Prompt: Locate each line in the records containing "this". Copy it.

Records to use:

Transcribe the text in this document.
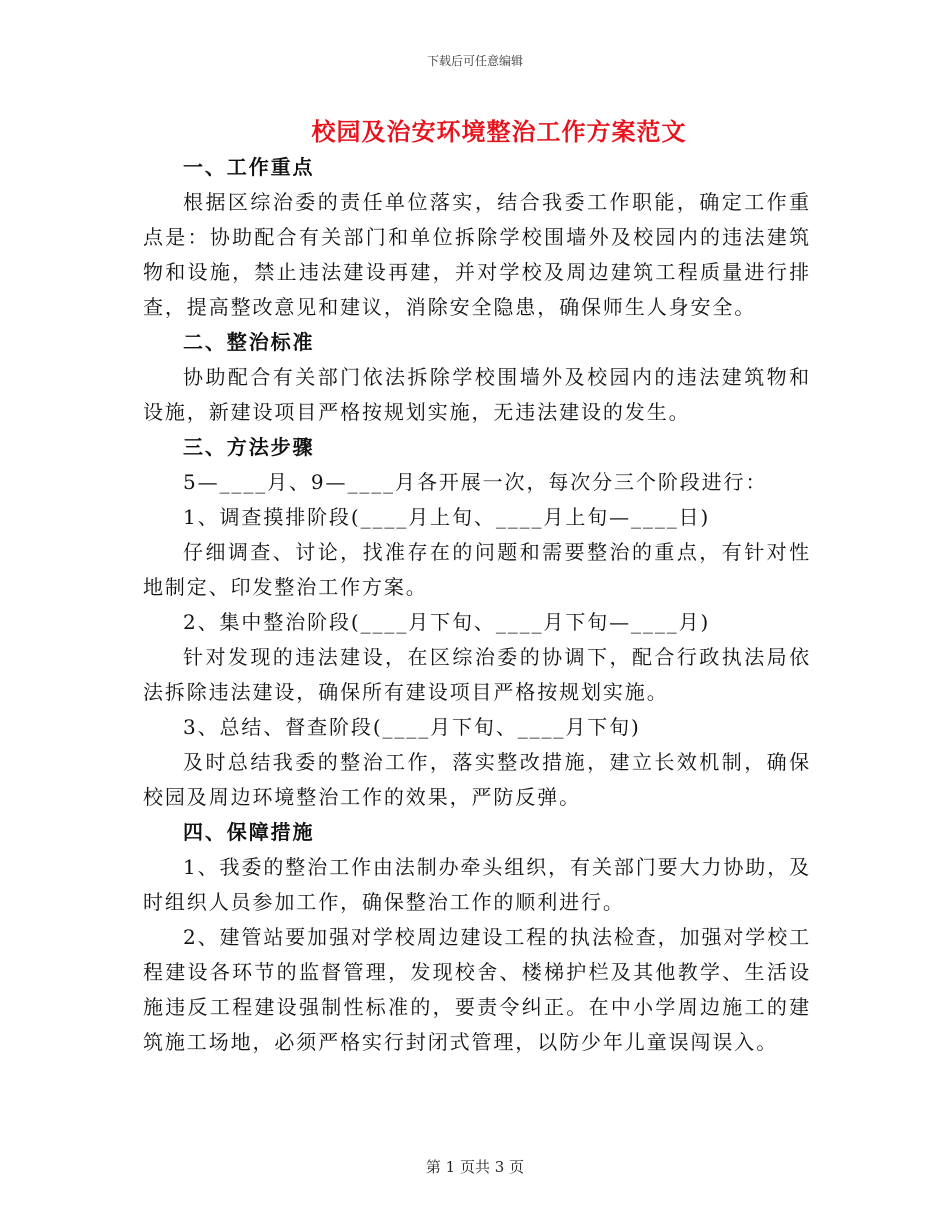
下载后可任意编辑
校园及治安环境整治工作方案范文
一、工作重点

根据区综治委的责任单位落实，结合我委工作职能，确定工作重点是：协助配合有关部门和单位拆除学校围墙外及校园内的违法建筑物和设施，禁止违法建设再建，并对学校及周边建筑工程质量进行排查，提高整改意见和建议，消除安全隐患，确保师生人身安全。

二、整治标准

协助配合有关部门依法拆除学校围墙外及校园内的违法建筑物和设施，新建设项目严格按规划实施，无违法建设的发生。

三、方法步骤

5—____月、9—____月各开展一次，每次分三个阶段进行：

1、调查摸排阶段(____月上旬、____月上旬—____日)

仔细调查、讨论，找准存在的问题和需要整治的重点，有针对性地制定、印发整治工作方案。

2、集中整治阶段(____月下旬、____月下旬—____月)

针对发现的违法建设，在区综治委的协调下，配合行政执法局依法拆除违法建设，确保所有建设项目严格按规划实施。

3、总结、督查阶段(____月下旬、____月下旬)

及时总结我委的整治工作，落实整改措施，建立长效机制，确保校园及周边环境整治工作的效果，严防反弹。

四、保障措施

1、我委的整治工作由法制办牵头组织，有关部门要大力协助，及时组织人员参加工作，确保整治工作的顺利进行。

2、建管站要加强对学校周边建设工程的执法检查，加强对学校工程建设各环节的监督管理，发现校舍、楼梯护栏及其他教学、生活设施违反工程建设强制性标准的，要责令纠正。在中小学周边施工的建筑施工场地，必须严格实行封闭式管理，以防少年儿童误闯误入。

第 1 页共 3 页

---

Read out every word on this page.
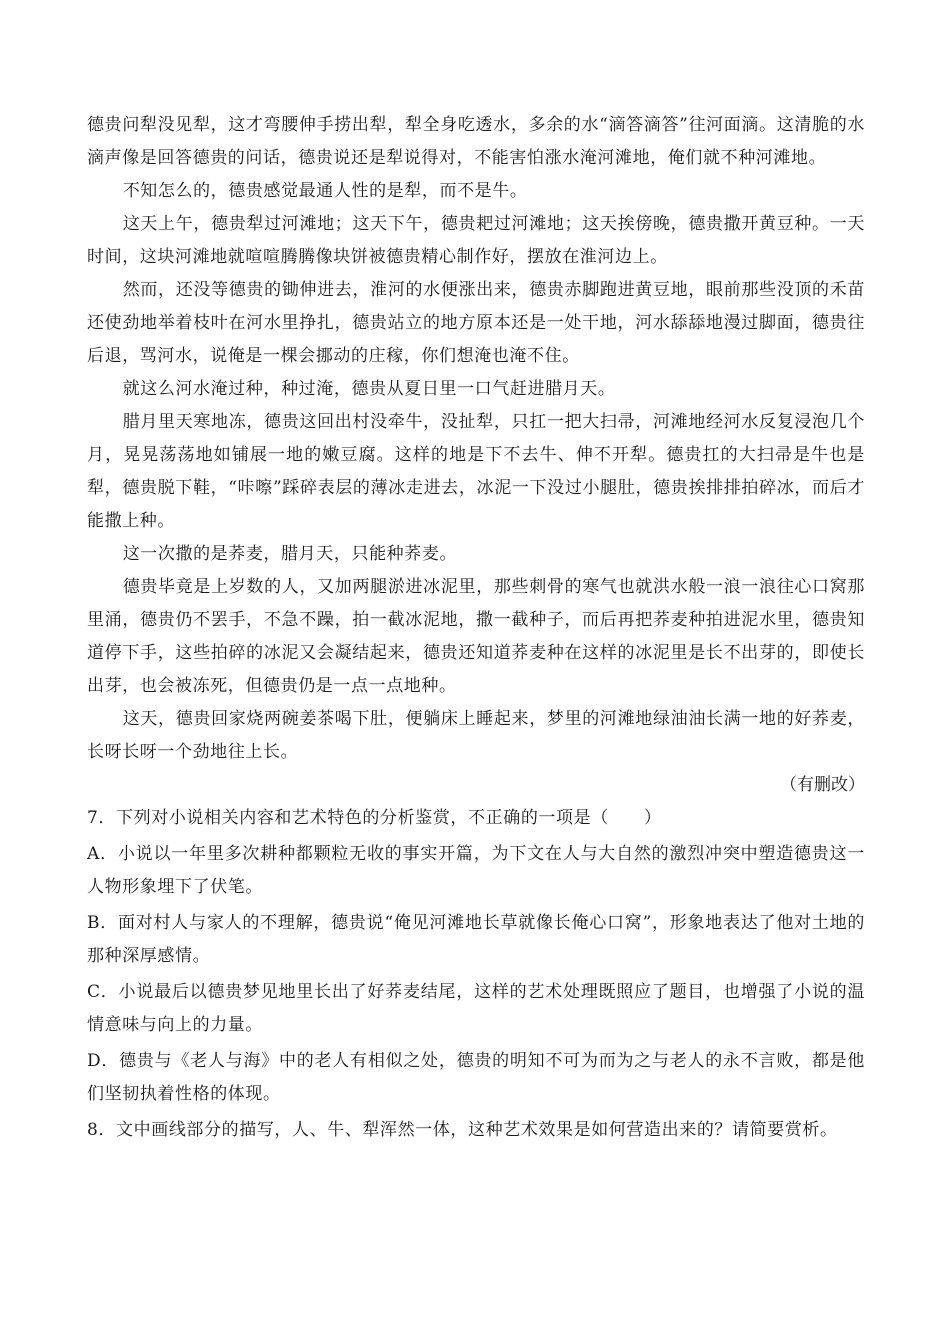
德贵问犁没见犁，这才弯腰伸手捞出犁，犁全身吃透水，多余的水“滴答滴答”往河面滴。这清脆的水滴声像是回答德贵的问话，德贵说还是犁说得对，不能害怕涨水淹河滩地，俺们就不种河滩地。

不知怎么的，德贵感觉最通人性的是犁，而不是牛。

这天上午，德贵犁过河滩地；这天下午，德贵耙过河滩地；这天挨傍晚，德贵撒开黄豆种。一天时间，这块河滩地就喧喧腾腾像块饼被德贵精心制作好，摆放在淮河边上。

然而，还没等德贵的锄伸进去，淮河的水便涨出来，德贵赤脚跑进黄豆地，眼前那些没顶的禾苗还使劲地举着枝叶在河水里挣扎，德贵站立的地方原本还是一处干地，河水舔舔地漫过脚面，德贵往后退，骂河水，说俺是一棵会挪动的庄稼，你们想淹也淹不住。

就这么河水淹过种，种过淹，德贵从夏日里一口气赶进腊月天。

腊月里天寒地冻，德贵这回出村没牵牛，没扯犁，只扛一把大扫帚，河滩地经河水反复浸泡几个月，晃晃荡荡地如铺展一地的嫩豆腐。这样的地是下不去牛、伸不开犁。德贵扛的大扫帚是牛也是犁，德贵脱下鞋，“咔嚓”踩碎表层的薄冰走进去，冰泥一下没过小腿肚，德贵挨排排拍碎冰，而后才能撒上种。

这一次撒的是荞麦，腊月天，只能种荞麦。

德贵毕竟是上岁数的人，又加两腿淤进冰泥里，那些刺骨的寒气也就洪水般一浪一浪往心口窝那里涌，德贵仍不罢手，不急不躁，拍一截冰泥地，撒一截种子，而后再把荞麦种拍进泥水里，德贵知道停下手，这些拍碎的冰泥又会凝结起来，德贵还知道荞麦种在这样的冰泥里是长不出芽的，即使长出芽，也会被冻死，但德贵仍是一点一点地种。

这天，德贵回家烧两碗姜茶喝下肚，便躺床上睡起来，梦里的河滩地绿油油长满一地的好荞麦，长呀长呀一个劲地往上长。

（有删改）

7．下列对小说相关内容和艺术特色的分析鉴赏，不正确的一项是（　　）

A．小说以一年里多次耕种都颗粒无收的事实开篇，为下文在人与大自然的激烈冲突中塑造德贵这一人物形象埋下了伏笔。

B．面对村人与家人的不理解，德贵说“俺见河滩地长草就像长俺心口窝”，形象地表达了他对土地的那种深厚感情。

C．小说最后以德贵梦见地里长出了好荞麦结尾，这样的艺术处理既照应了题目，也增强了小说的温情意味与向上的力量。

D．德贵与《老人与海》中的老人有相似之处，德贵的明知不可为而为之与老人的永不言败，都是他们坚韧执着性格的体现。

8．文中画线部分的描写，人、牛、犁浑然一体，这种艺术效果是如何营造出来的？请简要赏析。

The completed task:
Transcribe the text in this document.
Read out every word on this page.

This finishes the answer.